• _Document section_:
— START —

There’s something to be said about growing up in a city like Los Angeles, especially when you pursue and achieve your dreams of becoming a professional athlete.
For Jordin Canada, there’s so much more to her dream.
There are championship vibes that buzz in and around her L.A.’s professional teams, with the Lakers winning the NBA Championship and Dodgers winning the World Series in 2020, and the Rams winning the Super Bowl in 2021.
“Growing up in L.A., it’s just a sense of pride and sense of swagger about us,” Canada said two years ago during an introductory Zoom when she signed with her hometown Los Angeles Sparks.
It would be a dream come true for Canada if she helped deliver her hometown organization’s fourth WNBA title.
The two-time champion who won titles in Seattle is approaching her second season with the overhauled Sparks, and couldn’t be any more thrilled about the complexion of this year’s roster.
“I think the team that we have is a very solid team,” Canada said during an exclusive Zoom session with The Sporting Tribune. “And I’m super excited about going to training camp and getting after it and competing. And I think we’re going to do really well this year. So I’m excited about it.”
Canada is currently playing in Athletes Unlimited’s second-ever season, honing in on her individual skills while building chemistry and bonds with 43 other women who are competing in this year’s league that is taking place in Dallas, including Sparks teammate Lexie Brown. All things included, Canada is getting an overload of positive vibes in time for what some believe will be a bounce-back season.
The Sparks endured a rigorous 2021 campaign, with a multitude of injuries, a mid-season coaching change after dismissing Derek Fisher, and the abrupt exit of Liz Cambage.
For Canada, who was a McDonald’s All-American at Windward High School and two-time Pac-12 Defensive Player of the Year with UCLA, she absorbed last season constructively.
“I wouldn’t necessarily say frustrating,” said Canada, a mid-range threat who boasts a career 38.6 field-goal percentage. “I mean, I love to win, I love to compete. So obviously, you never want to lose, I never want to lose. But I think for me, last season just gave me a different perspective. Every season is not going to be perfect. Everybody, at some point in (their) career, is gonna go through a terrible season or a bad season. We were dealing with a lot of changes last year. And I think that kind of just played into our season. You got to give yourself grace for that, you have to think about the bigger picture. So for me, I had to give myself grace.”
“It’s just unfortunate circumstances that happened last year … that you wouldn’t normally see in the season. I find last season to be an asterisk.”
Thus, she’s turning the page, and cleansing her mental game by enjoying the final stretch of her offseason thriving in Athletes Unlimited, a league where rosters change every Sunday, with four captains drafting new teams of 11 players each.
Averaging 16.7 points per game and 5.1 assists through six games, Canada has been a favorite over the first three drafts.
And with development coaches in Dallas for the AU season, she is spending off days working on her game in time for Sparks training camp.
“I think Jordin has one of those charismatic careers where she’s never gonna do too much, but it’s gonna always be effective,” Atlanta Dream second-year player Naz Hillmon said. “I think that’s what makes her who she is, and I think that’s a really great thing. It’s really dope.”

— END —

• _Task goal_: Write the next few paragraphs of the article about Jordin Canada and the Los Angeles Sparks, picking up after its last sentence.

• _Data records_:
— START —

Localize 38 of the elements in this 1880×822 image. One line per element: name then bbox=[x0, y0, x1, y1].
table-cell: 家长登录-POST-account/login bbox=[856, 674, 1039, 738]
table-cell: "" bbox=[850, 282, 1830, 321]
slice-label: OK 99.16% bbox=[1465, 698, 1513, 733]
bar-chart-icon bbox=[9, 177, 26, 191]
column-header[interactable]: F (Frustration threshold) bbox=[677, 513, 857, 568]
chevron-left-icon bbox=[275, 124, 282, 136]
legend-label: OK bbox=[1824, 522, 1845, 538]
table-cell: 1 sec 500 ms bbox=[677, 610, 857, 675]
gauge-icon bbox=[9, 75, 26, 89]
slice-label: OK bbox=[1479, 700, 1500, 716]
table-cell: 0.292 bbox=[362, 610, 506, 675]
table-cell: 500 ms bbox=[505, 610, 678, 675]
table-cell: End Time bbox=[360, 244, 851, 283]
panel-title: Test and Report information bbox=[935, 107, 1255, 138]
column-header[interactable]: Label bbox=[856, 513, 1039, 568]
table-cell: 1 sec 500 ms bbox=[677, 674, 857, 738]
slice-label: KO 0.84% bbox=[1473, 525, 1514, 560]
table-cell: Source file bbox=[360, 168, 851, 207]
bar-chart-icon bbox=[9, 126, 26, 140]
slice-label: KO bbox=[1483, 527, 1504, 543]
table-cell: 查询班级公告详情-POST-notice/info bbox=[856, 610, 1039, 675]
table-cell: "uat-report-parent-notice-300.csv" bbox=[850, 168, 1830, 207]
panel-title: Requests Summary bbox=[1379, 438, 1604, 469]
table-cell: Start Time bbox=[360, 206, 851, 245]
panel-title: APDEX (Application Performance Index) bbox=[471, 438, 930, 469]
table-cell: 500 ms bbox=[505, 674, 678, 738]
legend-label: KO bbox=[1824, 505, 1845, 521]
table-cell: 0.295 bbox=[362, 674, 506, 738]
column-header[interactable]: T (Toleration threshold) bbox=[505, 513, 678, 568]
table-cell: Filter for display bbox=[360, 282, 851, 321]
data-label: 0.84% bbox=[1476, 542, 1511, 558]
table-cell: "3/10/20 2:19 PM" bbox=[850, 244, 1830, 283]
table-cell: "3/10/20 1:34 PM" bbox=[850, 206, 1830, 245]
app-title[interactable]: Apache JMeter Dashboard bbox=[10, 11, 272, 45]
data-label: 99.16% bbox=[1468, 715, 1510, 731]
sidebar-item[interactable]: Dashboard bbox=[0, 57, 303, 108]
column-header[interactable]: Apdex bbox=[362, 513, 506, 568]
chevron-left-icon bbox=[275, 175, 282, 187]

— END —

• _Written answer_:
Canada believes incoming coach Curt Miller, who guided the Connecticut Sun to the WNBA Finals last season, and general manager Karen Bryant have succeeded in assembling players who will buy into the first-year coach’s philosophy.
From versatile players to lethal scorers to lockdown defenders, to role players – Canada believes the Sparks can challenge anyone and will make a run at the postseason.
“This year is a completely different team with a lot of key pieces that are coming back, but also new players that I think will definitely change the dynamic of our team from last year,” said Canada, who knocked then knocked on wood and said the Sparks would return to the playoffs. “I’m really confident in the team that we have, that we will make playoffs and we will be making some noise.”
From Miller’s vantage point, the feeling’s mutual in what Canada can provide, especially after playing alongside Hall of Fame-bound Sue Bird in Seattle.
“She is a dynamic point guard that impacts both ends of the court with her quickness,” Miller said when Canada re-signed with the Sparks. “We will rely on her to create tempo and pace offensively while asking her to be a disruptive defender on opposing guards.”
It’s a style of play that immediately impressed veteran Odyssey Sims in Dallas, just after one week in Athletes Unlimited.
“She has two (WNBA) championships for a reason, she knows how to win, she’s a good leader, she says what needs to be said at the right time,” Sims said. “She learned from the best. I mean, not everybody gets to play alongside or with Sue Bird, who was a legend. So I think her having that experience, what she experienced with Seattle, and being able to have her freedom now in LA, you know, play her basketball, get back to her where she’s been scoring a lot more. You’ve just been seeing a little bit of everything.”
This takes us back to her dream, which she understands would add to the organization’s long-standing lore that she said will never be forgotten.
“I think L.A. will always be one of the franchises in the ‘W’ with the history behind it,” Canada said. “And I think that will always stand no matter where we are in the season or how well we’re playing, I think L.A. is always a place that people want to come to regardless, because of the history. And I think in the years to come of our rebuilding, and Curt being our coach, I think people will start to realize that L.A. never left.”